··· SUPPLIED RECORDS
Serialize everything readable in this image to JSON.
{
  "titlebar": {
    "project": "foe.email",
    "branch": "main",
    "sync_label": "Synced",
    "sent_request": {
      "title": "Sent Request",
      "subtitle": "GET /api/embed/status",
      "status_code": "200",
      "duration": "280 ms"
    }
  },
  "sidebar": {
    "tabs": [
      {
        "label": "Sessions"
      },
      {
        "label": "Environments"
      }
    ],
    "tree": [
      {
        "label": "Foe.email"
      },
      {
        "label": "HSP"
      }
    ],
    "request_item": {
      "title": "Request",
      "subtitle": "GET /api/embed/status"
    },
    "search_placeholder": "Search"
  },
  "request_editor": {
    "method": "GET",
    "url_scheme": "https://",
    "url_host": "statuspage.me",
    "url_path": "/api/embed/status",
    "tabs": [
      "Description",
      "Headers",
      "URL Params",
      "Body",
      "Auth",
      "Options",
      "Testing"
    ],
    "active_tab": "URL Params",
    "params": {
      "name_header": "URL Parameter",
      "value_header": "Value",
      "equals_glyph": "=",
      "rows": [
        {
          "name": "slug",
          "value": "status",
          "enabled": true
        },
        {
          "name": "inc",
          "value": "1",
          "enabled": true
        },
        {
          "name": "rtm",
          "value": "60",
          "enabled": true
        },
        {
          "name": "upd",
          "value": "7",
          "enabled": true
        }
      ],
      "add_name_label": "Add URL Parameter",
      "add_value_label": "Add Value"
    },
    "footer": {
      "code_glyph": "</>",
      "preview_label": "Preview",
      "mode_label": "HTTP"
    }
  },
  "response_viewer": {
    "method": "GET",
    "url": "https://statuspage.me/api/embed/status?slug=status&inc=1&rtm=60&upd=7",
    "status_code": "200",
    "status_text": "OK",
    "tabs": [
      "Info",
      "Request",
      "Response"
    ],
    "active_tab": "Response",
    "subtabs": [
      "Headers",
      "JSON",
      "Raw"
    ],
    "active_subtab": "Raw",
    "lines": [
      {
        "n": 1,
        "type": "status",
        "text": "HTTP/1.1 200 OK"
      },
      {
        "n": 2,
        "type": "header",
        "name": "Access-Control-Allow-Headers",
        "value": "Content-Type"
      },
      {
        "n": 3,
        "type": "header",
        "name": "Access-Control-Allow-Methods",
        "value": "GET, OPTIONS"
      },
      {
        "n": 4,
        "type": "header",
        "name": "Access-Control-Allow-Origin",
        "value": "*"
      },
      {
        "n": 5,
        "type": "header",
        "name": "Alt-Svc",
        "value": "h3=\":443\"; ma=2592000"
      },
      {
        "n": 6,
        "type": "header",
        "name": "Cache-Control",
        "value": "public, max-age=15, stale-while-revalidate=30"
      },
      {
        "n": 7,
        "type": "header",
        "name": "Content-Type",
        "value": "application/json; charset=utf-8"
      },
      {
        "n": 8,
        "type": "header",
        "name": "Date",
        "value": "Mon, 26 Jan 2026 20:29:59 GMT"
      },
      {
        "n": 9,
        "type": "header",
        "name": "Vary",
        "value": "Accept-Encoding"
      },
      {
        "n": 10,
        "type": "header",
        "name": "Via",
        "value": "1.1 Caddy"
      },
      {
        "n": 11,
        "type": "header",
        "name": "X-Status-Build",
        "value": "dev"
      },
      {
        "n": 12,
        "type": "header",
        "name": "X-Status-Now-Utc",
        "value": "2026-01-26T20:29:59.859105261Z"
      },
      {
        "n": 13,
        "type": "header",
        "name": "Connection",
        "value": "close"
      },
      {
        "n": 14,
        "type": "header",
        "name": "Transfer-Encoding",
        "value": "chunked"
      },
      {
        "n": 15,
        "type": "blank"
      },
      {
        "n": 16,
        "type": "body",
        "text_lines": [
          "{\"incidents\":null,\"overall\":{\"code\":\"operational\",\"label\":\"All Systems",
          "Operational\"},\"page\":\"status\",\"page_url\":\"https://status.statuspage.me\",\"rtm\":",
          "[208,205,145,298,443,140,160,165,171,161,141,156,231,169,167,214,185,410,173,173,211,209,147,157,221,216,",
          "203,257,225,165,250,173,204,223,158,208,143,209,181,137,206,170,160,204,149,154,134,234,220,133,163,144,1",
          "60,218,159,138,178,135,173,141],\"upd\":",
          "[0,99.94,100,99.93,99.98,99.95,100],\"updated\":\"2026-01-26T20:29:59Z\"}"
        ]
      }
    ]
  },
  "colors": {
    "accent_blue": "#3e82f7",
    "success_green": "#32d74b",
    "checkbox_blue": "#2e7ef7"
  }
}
······
··· SUPPLIED RECORDS
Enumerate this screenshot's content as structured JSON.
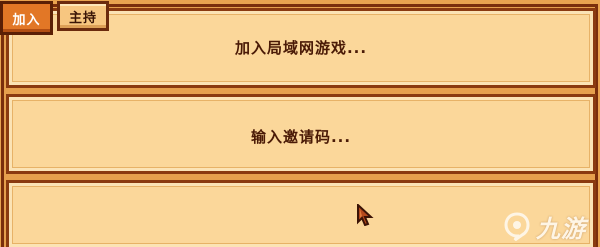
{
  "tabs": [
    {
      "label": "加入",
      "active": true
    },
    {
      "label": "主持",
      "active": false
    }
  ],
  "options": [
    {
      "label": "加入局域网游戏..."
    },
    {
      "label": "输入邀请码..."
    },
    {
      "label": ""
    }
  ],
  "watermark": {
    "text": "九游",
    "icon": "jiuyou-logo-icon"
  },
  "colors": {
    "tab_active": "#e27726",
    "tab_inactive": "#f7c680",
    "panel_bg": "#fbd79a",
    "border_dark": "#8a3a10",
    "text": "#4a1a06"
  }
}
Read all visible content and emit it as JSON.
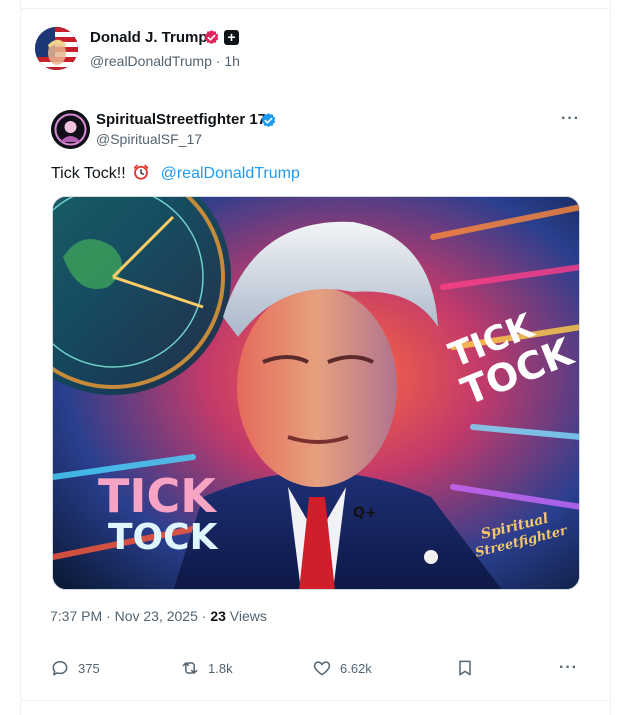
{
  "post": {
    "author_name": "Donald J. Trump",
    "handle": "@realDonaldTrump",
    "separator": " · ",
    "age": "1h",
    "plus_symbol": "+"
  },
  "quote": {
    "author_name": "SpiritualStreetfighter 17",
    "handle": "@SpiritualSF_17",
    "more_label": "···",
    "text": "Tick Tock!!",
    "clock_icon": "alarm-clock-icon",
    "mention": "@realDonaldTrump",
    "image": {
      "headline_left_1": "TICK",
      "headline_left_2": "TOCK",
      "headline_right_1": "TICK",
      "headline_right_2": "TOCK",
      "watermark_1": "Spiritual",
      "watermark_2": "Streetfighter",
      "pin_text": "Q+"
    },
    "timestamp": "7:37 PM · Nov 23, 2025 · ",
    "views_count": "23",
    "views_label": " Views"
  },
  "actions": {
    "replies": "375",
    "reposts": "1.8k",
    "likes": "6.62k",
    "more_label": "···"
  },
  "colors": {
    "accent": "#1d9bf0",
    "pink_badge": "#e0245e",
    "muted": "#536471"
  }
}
······
··· SUPPLIED RECORDS
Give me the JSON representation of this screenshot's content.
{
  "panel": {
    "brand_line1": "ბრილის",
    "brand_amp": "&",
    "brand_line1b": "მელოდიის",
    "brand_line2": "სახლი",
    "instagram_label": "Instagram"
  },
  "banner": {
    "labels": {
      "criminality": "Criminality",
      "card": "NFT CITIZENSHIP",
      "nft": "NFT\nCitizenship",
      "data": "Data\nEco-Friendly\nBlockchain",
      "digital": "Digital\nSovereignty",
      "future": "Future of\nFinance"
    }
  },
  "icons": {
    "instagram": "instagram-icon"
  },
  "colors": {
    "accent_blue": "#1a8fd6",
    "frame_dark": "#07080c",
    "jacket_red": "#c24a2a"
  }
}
······
- **OBJECTIVE**
Tally up the lines holding the word "https" in the data above, and answer with that figure only.

- **EXPECTED ANSWER**
3